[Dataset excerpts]
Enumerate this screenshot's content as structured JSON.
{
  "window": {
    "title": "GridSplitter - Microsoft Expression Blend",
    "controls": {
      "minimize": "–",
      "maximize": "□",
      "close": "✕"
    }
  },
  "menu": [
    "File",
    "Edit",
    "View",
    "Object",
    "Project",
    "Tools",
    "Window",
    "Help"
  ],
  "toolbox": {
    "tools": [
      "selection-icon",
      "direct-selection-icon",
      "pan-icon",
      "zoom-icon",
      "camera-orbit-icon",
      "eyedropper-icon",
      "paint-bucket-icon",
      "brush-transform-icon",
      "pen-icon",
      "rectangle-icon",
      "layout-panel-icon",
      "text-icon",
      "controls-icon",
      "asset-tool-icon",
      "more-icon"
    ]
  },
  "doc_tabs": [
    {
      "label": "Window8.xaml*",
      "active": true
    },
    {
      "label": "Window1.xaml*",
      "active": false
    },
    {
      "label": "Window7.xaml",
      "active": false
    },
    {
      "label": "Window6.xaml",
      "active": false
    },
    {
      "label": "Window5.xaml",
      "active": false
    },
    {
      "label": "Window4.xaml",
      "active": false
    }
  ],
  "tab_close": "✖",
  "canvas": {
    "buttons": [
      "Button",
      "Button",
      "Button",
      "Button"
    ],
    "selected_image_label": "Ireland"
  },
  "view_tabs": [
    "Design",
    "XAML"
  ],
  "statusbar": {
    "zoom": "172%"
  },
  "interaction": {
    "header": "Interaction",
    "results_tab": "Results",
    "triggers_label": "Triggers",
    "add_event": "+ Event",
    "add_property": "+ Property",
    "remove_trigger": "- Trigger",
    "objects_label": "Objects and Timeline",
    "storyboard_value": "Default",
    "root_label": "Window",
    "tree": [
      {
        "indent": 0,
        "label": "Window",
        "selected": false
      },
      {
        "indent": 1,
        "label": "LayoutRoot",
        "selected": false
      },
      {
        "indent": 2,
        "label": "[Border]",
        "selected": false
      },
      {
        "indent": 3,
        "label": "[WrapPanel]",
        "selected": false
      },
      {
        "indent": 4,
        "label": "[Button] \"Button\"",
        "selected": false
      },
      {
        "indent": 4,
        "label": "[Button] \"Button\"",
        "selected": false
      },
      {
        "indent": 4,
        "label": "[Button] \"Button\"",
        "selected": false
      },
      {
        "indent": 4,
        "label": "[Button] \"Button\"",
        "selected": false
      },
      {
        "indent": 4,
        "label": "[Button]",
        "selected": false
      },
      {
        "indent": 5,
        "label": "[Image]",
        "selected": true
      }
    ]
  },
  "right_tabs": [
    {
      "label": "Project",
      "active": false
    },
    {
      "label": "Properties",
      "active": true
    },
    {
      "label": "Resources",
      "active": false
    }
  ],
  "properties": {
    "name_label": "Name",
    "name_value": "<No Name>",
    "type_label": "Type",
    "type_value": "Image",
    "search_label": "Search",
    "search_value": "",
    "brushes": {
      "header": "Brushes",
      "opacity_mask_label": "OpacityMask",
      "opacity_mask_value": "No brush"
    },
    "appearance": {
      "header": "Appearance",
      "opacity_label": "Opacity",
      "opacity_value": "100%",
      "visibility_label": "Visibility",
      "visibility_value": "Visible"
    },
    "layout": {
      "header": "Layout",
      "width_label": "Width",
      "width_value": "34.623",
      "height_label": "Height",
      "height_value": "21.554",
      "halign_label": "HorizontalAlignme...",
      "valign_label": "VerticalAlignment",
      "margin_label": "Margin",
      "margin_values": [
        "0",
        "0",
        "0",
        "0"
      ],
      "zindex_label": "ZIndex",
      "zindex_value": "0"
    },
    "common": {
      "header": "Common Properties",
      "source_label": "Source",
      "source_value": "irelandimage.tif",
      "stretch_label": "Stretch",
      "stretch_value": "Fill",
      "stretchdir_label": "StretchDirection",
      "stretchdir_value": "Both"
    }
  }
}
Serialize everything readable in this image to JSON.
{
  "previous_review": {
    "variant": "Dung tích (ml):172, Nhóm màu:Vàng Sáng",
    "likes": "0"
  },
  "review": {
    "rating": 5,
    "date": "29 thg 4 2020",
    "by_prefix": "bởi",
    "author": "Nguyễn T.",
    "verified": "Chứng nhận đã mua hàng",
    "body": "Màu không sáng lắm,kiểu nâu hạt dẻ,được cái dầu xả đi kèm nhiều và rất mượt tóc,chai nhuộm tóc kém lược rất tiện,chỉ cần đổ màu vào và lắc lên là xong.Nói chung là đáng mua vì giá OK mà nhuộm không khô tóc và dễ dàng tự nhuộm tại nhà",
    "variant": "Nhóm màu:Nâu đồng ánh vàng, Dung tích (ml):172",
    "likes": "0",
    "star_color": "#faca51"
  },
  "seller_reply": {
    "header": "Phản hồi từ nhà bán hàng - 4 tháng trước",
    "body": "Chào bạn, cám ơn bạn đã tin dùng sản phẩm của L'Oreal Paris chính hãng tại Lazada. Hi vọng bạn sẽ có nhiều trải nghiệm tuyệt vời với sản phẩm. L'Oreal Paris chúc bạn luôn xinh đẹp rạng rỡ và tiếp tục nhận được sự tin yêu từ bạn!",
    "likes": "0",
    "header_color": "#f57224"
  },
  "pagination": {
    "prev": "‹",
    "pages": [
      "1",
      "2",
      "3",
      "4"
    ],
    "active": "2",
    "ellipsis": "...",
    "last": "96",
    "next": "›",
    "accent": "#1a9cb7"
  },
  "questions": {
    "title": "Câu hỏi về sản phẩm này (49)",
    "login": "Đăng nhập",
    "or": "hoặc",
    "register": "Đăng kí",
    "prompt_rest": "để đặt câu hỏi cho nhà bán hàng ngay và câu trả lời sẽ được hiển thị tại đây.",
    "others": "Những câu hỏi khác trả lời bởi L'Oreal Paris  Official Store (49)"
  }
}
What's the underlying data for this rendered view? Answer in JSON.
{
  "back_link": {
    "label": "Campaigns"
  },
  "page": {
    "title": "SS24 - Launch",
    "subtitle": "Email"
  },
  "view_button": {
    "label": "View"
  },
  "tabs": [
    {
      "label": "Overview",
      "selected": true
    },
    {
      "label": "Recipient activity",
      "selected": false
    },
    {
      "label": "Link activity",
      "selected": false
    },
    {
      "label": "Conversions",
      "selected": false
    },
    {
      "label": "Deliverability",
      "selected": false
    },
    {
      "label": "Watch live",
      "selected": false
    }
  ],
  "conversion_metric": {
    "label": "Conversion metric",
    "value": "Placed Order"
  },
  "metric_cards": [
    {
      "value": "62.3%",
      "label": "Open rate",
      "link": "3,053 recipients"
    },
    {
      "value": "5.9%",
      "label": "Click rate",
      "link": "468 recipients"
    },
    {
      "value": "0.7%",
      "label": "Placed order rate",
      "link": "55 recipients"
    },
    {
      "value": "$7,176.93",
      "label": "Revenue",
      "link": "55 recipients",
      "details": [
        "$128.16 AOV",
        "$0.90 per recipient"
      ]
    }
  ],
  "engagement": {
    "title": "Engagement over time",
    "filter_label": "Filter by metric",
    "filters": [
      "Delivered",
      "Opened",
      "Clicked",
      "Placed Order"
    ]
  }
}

§ **Task description**
The records above should be restated word for word, please.

§ **Output for this exercise**
Enumerate this screenshot's content as structured JSON.
{
  "window": {
    "title": "GridSplitter - Microsoft Expression Blend",
    "controls": {
      "minimize": "–",
      "maximize": "□",
      "close": "✕"
    }
  },
  "menu": [
    "File",
    "Edit",
    "View",
    "Object",
    "Project",
    "Tools",
    "Window",
    "Help"
  ],
  "toolbox": {
    "tools": [
      "selection-icon",
      "direct-selection-icon",
      "pan-icon",
      "zoom-icon",
      "camera-orbit-icon",
      "eyedropper-icon",
      "paint-bucket-icon",
      "brush-transform-icon",
      "pen-icon",
      "rectangle-icon",
      "layout-panel-icon",
      "text-icon",
      "controls-icon",
      "asset-tool-icon",
      "more-icon"
    ]
  },
  "doc_tabs": [
    {
      "label": "Window8.xaml*",
      "active": true
    },
    {
      "label": "Window1.xaml*",
      "active": false
    },
    {
      "label": "Window7.xaml",
      "active": false
    },
    {
      "label": "Window6.xaml",
      "active": false
    },
    {
      "label": "Window5.xaml",
      "active": false
    },
    {
      "label": "Window4.xaml",
      "active": false
    }
  ],
  "tab_close": "✖",
  "canvas": {
    "buttons": [
      "Button",
      "Button",
      "Button",
      "Button"
    ],
    "selected_image_label": "Ireland"
  },
  "view_tabs": [
    "Design",
    "XAML"
  ],
  "statusbar": {
    "zoom": "172%"
  },
  "interaction": {
    "header": "Interaction",
    "results_tab": "Results",
    "triggers_label": "Triggers",
    "add_event": "+ Event",
    "add_property": "+ Property",
    "remove_trigger": "- Trigger",
    "objects_label": "Objects and Timeline",
    "storyboard_value": "Default",
    "root_label": "Window",
    "tree": [
      {
        "indent": 0,
        "label": "Window",
        "selected": false
      },
      {
        "indent": 1,
        "label": "LayoutRoot",
        "selected": false
      },
      {
        "indent": 2,
        "label": "[Border]",
        "selected": false
      },
      {
        "indent": 3,
        "label": "[WrapPanel]",
        "selected": false
      },
      {
        "indent": 4,
        "label": "[Button] \"Button\"",
        "selected": false
      },
      {
        "indent": 4,
        "label": "[Button] \"Button\"",
        "selected": false
      },
      {
        "indent": 4,
        "label": "[Button] \"Button\"",
        "selected": false
      },
      {
        "indent": 4,
        "label": "[Button] \"Button\"",
        "selected": false
      },
      {
        "indent": 4,
        "label": "[Button]",
        "selected": false
      },
      {
        "indent": 5,
        "label": "[Image]",
        "selected": true
      }
    ]
  },
  "right_tabs": [
    {
      "label": "Project",
      "active": false
    },
    {
      "label": "Properties",
      "active": true
    },
    {
      "label": "Resources",
      "active": false
    }
  ],
  "properties": {
    "name_label": "Name",
    "name_value": "<No Name>",
    "type_label": "Type",
    "type_value": "Image",
    "search_label": "Search",
    "search_value": "",
    "brushes": {
      "header": "Brushes",
      "opacity_mask_label": "OpacityMask",
      "opacity_mask_value": "No brush"
    },
    "appearance": {
      "header": "Appearance",
      "opacity_label": "Opacity",
      "opacity_value": "100%",
      "visibility_label": "Visibility",
      "visibility_value": "Visible"
    },
    "layout": {
      "header": "Layout",
      "width_label": "Width",
      "width_value": "34.623",
      "height_label": "Height",
      "height_value": "21.554",
      "halign_label": "HorizontalAlignme...",
      "valign_label": "VerticalAlignment",
      "margin_label": "Margin",
      "margin_values": [
        "0",
        "0",
        "0",
        "0"
      ],
      "zindex_label": "ZIndex",
      "zindex_value": "0"
    },
    "common": {
      "header": "Common Properties",
      "source_label": "Source",
      "source_value": "irelandimage.tif",
      "stretch_label": "Stretch",
      "stretch_value": "Fill",
      "stretchdir_label": "StretchDirection",
      "stretchdir_value": "Both"
    }
  }
}
Serialize everything readable in this image to JSON.
{
  "previous_review": {
    "variant": "Dung tích (ml):172, Nhóm màu:Vàng Sáng",
    "likes": "0"
  },
  "review": {
    "rating": 5,
    "date": "29 thg 4 2020",
    "by_prefix": "bởi",
    "author": "Nguyễn T.",
    "verified": "Chứng nhận đã mua hàng",
    "body": "Màu không sáng lắm,kiểu nâu hạt dẻ,được cái dầu xả đi kèm nhiều và rất mượt tóc,chai nhuộm tóc kém lược rất tiện,chỉ cần đổ màu vào và lắc lên là xong.Nói chung là đáng mua vì giá OK mà nhuộm không khô tóc và dễ dàng tự nhuộm tại nhà",
    "variant": "Nhóm màu:Nâu đồng ánh vàng, Dung tích (ml):172",
    "likes": "0",
    "star_color": "#faca51"
  },
  "seller_reply": {
    "header": "Phản hồi từ nhà bán hàng - 4 tháng trước",
    "body": "Chào bạn, cám ơn bạn đã tin dùng sản phẩm của L'Oreal Paris chính hãng tại Lazada. Hi vọng bạn sẽ có nhiều trải nghiệm tuyệt vời với sản phẩm. L'Oreal Paris chúc bạn luôn xinh đẹp rạng rỡ và tiếp tục nhận được sự tin yêu từ bạn!",
    "likes": "0",
    "header_color": "#f57224"
  },
  "pagination": {
    "prev": "‹",
    "pages": [
      "1",
      "2",
      "3",
      "4"
    ],
    "active": "2",
    "ellipsis": "...",
    "last": "96",
    "next": "›",
    "accent": "#1a9cb7"
  },
  "questions": {
    "title": "Câu hỏi về sản phẩm này (49)",
    "login": "Đăng nhập",
    "or": "hoặc",
    "register": "Đăng kí",
    "prompt_rest": "để đặt câu hỏi cho nhà bán hàng ngay và câu trả lời sẽ được hiển thị tại đây.",
    "others": "Những câu hỏi khác trả lời bởi L'Oreal Paris  Official Store (49)"
  }
}
What's the underlying data for this rendered view? Answer in JSON.
{
  "back_link": {
    "label": "Campaigns"
  },
  "page": {
    "title": "SS24 - Launch",
    "subtitle": "Email"
  },
  "view_button": {
    "label": "View"
  },
  "tabs": [
    {
      "label": "Overview",
      "selected": true
    },
    {
      "label": "Recipient activity",
      "selected": false
    },
    {
      "label": "Link activity",
      "selected": false
    },
    {
      "label": "Conversions",
      "selected": false
    },
    {
      "label": "Deliverability",
      "selected": false
    },
    {
      "label": "Watch live",
      "selected": false
    }
  ],
  "conversion_metric": {
    "label": "Conversion metric",
    "value": "Placed Order"
  },
  "metric_cards": [
    {
      "value": "62.3%",
      "label": "Open rate",
      "link": "3,053 recipients"
    },
    {
      "value": "5.9%",
      "label": "Click rate",
      "link": "468 recipients"
    },
    {
      "value": "0.7%",
      "label": "Placed order rate",
      "link": "55 recipients"
    },
    {
      "value": "$7,176.93",
      "label": "Revenue",
      "link": "55 recipients",
      "details": [
        "$128.16 AOV",
        "$0.90 per recipient"
      ]
    }
  ],
  "engagement": {
    "title": "Engagement over time",
    "filter_label": "Filter by metric",
    "filters": [
      "Delivered",
      "Opened",
      "Clicked",
      "Placed Order"
    ]
  }
}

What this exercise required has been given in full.